Work out the number of lines with the word "from" in the material below, then reply with that number only.

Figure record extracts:
-.-.-

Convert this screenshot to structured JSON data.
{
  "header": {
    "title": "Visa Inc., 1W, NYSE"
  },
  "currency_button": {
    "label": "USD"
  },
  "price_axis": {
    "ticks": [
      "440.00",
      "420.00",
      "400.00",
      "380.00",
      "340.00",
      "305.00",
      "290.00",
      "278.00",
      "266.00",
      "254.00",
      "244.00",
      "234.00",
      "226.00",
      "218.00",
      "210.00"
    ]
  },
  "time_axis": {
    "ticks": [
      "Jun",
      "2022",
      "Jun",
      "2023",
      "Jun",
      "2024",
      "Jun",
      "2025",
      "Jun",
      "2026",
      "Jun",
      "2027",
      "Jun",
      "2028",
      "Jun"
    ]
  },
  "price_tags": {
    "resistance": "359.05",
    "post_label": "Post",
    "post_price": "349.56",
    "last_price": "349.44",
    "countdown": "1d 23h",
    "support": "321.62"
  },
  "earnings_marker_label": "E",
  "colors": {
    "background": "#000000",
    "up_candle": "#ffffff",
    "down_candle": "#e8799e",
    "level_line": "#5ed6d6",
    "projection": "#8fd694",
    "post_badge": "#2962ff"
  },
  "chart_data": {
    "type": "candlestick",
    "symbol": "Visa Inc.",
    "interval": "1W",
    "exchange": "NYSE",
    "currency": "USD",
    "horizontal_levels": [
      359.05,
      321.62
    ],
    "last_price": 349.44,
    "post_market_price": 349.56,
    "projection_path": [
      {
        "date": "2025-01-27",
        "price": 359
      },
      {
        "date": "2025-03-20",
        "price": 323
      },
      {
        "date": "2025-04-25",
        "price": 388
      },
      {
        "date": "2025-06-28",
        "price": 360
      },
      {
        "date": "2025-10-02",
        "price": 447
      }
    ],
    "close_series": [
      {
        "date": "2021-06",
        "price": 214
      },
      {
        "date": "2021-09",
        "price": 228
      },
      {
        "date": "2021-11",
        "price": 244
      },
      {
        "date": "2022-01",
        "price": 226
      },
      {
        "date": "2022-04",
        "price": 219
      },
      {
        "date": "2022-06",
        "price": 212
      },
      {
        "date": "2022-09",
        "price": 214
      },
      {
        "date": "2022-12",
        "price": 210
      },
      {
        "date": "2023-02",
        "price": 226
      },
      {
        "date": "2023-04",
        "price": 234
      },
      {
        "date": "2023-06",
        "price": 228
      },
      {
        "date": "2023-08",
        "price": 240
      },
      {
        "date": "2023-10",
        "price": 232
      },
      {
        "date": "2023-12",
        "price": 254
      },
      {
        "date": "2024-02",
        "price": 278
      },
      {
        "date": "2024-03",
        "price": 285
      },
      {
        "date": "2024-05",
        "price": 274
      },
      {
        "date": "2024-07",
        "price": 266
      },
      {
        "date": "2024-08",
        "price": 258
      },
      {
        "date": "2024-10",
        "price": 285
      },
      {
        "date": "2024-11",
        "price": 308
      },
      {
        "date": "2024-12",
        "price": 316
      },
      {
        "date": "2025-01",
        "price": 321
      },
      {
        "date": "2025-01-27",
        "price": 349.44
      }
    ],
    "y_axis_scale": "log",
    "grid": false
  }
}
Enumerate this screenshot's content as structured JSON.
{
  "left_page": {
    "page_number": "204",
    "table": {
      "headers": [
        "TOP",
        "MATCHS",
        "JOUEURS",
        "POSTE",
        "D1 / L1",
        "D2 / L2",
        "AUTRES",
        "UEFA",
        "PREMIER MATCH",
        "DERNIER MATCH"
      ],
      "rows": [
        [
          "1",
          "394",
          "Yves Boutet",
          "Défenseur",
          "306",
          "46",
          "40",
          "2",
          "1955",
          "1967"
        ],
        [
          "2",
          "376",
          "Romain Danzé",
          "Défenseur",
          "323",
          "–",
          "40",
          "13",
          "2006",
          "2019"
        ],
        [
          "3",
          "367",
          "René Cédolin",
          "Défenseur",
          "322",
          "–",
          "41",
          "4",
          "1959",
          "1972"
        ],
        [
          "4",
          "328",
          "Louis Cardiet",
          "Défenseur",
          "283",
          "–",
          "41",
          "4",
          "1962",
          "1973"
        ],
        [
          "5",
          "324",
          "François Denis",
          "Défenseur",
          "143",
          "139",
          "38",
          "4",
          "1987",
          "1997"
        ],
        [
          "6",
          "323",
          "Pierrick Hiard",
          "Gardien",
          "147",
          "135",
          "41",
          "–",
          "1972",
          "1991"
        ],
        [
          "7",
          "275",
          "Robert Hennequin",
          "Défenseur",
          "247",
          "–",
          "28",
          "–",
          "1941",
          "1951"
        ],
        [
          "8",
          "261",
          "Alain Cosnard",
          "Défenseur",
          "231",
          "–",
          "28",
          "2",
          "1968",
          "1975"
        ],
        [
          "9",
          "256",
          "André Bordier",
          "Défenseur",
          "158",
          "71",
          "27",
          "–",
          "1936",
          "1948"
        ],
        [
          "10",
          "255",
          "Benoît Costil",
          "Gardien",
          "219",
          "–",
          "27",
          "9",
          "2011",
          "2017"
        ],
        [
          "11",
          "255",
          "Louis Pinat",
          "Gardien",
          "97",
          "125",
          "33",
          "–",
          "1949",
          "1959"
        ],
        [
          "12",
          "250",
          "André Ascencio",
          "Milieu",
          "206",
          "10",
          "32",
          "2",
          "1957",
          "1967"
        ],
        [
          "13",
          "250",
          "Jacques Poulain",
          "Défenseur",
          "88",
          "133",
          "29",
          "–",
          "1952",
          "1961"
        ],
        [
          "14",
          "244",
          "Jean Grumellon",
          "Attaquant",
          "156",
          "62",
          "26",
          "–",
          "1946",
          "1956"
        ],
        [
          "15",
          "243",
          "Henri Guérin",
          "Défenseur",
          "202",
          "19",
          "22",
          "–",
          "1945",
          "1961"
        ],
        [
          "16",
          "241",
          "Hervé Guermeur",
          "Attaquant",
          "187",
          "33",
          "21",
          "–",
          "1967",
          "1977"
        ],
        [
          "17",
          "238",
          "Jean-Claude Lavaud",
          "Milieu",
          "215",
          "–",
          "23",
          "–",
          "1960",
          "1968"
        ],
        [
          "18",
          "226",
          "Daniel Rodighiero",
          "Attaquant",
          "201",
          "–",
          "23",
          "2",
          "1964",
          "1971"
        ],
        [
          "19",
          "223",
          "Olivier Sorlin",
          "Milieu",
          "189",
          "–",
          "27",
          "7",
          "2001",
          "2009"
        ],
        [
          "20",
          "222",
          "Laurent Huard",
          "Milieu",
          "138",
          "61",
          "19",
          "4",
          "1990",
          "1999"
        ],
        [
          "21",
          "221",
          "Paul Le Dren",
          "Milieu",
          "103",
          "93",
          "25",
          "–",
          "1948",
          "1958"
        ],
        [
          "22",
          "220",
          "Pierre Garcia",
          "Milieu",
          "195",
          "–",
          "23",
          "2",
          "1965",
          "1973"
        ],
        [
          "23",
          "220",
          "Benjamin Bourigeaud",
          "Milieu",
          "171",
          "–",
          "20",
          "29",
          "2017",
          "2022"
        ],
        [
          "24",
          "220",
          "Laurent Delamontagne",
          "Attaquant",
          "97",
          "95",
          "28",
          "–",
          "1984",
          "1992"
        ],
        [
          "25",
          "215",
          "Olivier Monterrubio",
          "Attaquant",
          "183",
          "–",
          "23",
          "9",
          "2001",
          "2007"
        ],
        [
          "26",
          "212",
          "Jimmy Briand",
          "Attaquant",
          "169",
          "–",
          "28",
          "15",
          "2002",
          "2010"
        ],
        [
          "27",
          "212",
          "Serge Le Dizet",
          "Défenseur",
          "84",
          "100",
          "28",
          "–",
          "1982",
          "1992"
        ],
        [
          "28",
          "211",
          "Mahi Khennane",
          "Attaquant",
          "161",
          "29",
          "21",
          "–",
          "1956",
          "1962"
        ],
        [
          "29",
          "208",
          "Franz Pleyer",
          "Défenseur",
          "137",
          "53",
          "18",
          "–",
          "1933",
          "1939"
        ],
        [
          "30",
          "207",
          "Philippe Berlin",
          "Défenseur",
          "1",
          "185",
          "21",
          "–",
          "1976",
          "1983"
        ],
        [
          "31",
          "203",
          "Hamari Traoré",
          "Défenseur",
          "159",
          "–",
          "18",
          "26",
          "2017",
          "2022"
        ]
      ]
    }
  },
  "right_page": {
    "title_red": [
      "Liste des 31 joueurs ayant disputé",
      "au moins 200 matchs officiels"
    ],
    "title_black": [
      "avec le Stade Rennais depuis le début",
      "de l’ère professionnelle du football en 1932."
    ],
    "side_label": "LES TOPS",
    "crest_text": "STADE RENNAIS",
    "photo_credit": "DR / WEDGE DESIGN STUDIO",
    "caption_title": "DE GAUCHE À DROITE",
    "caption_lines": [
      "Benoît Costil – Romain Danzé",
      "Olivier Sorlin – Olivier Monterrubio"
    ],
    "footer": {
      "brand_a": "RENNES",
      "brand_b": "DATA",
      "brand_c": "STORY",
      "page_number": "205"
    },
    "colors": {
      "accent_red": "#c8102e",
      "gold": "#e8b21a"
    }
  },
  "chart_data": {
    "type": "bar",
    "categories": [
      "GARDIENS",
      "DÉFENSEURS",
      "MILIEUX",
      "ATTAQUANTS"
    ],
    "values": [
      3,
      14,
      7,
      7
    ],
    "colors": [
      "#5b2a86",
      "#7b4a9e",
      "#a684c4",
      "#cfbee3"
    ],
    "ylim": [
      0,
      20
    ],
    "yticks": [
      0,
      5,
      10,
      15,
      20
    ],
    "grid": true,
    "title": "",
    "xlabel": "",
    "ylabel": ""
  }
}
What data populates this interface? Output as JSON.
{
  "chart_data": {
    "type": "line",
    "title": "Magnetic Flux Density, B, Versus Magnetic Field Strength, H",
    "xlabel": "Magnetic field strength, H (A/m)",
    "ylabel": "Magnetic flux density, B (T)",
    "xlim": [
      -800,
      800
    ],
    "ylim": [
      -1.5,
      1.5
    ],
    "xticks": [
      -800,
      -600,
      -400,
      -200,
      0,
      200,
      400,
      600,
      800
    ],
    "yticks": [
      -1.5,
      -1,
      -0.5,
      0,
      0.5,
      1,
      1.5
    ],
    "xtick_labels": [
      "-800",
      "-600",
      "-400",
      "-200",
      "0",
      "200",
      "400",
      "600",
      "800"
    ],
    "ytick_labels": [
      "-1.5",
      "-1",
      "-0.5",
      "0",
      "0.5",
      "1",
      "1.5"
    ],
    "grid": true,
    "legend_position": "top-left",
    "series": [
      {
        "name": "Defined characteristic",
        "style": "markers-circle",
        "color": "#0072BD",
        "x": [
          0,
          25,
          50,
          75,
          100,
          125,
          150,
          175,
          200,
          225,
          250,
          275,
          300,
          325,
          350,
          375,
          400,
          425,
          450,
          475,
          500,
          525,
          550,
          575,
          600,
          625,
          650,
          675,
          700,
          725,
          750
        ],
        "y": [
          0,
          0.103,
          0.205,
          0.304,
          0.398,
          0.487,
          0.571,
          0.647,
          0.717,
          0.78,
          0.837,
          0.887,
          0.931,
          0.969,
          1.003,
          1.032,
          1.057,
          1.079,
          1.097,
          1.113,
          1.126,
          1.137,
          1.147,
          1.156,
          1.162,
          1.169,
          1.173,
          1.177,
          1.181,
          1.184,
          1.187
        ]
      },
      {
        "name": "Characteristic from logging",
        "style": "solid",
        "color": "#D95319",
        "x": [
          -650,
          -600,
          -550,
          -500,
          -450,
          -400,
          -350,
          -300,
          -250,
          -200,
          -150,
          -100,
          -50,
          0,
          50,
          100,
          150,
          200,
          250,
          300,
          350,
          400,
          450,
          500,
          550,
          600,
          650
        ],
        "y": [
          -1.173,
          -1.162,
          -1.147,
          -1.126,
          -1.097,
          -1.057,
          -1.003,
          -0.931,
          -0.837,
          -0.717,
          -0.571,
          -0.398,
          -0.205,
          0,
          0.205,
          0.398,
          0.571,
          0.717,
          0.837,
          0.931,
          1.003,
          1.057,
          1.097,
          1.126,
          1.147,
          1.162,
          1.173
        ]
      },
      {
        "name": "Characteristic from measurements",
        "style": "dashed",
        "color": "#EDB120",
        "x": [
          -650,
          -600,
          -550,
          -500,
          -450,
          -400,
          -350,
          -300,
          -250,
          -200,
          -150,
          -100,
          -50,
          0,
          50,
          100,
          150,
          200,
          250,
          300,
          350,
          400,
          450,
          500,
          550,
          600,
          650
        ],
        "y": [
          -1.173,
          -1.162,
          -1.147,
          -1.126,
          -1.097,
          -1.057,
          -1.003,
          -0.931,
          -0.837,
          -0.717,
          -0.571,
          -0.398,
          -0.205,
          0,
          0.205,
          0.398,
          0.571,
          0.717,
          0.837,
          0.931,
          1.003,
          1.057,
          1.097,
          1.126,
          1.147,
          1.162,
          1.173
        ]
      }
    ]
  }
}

-.-.-

TASK RESPONSE> 2